TASK REQUIREMENTS:
Where a line of the listing below includes the word "ylabel", reproduce that line.

SUPPLIED DATA:
++++++++++++++++++++

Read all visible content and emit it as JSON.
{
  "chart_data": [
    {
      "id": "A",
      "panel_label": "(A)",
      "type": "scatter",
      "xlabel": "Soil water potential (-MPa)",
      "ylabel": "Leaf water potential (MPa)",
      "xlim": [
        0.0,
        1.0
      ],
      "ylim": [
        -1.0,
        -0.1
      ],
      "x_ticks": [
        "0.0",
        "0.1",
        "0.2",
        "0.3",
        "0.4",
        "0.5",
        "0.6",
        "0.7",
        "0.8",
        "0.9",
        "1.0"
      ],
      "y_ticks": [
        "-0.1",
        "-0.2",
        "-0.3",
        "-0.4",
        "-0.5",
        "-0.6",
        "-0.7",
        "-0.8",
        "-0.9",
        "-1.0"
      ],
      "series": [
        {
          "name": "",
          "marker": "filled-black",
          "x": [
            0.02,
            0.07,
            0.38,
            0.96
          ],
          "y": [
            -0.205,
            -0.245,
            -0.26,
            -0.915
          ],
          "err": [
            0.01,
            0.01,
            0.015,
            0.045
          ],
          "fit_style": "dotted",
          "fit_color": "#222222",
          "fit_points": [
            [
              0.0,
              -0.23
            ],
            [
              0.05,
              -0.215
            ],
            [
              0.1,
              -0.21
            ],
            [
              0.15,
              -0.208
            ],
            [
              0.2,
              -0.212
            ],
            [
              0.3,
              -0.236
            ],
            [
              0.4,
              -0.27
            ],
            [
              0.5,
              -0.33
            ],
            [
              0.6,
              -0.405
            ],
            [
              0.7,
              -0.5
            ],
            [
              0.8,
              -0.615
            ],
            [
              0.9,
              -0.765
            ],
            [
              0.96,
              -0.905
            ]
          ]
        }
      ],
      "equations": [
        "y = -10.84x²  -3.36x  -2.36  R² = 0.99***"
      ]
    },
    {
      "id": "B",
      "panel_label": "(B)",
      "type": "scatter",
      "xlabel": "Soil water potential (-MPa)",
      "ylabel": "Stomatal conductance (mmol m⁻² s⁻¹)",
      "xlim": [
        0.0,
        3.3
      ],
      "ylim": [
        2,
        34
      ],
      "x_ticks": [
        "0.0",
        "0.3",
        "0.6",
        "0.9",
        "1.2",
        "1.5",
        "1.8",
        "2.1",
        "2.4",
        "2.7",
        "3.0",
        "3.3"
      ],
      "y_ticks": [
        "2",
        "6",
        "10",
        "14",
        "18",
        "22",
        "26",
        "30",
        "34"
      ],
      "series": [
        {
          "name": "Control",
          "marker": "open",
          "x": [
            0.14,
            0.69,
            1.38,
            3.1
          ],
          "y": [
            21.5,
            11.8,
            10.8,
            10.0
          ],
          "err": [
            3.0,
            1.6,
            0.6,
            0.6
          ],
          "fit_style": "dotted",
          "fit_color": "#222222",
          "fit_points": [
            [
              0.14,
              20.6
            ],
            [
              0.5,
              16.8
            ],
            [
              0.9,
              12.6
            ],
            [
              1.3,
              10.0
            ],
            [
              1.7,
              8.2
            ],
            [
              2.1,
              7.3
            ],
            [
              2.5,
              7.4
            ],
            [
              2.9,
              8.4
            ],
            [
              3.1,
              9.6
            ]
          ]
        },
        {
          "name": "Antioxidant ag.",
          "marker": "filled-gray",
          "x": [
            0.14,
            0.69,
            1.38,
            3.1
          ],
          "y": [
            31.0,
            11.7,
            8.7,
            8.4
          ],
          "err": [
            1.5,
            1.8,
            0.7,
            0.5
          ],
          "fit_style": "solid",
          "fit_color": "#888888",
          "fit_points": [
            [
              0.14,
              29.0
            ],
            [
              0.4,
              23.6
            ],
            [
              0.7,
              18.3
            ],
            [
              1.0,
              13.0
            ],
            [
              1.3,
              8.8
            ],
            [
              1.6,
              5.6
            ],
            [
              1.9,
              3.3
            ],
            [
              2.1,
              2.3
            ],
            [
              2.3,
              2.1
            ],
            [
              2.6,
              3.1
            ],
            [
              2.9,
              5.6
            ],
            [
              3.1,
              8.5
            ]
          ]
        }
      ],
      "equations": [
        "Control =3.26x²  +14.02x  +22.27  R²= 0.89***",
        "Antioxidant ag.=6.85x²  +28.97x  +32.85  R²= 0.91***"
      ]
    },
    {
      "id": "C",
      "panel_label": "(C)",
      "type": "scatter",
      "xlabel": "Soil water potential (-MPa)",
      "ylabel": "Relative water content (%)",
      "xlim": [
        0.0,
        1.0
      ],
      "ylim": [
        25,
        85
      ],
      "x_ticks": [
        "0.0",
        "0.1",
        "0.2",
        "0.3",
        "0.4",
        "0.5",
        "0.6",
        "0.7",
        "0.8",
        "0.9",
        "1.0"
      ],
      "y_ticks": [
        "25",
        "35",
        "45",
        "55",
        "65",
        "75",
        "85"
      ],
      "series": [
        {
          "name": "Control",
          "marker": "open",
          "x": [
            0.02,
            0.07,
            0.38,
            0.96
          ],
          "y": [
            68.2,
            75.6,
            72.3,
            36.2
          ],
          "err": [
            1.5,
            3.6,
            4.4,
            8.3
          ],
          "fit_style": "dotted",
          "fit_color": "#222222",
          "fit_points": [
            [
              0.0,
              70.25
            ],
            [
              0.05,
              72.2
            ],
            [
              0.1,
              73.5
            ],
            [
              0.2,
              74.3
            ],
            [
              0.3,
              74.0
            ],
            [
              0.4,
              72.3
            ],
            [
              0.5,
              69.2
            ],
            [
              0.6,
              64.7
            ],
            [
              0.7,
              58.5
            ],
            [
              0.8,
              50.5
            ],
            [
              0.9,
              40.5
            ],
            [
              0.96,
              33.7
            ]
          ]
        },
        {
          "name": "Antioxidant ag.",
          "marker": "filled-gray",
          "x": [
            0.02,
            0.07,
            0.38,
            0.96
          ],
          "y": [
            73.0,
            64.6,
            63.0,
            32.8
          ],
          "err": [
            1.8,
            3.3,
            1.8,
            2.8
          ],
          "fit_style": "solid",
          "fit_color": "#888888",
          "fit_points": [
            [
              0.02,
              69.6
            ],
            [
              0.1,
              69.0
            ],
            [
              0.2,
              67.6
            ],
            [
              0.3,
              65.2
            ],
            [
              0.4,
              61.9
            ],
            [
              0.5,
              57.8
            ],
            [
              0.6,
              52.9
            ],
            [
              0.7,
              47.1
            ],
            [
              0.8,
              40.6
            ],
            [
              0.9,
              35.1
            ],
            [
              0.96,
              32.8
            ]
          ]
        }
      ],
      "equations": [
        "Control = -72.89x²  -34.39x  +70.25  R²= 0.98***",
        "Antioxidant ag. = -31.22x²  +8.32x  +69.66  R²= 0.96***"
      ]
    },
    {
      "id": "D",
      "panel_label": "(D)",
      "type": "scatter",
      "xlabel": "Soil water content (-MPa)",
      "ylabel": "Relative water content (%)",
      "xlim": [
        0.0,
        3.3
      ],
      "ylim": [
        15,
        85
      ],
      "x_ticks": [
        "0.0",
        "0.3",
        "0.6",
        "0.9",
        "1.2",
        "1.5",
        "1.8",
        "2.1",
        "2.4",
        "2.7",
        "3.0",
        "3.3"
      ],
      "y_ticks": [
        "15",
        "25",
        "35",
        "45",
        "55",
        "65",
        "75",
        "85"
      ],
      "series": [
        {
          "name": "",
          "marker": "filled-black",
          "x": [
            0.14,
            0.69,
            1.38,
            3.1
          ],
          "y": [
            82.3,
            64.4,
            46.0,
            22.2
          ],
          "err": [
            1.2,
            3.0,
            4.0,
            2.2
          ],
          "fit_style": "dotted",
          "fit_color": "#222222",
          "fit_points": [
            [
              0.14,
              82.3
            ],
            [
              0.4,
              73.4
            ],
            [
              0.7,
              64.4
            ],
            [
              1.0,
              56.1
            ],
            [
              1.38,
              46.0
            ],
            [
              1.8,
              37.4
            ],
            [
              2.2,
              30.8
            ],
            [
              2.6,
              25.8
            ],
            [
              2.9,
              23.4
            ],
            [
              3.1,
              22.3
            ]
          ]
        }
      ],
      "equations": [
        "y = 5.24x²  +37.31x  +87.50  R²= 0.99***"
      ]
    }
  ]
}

++++++++++++++++++++

RESULT FOR THIS EXERCISE:
      "ylabel": "Leaf water potential (MPa)",
      "ylabel": "Stomatal conductance (mmol m⁻² s⁻¹)",
      "ylabel": "Relative water content (%)",
      "ylabel": "Relative water content (%)",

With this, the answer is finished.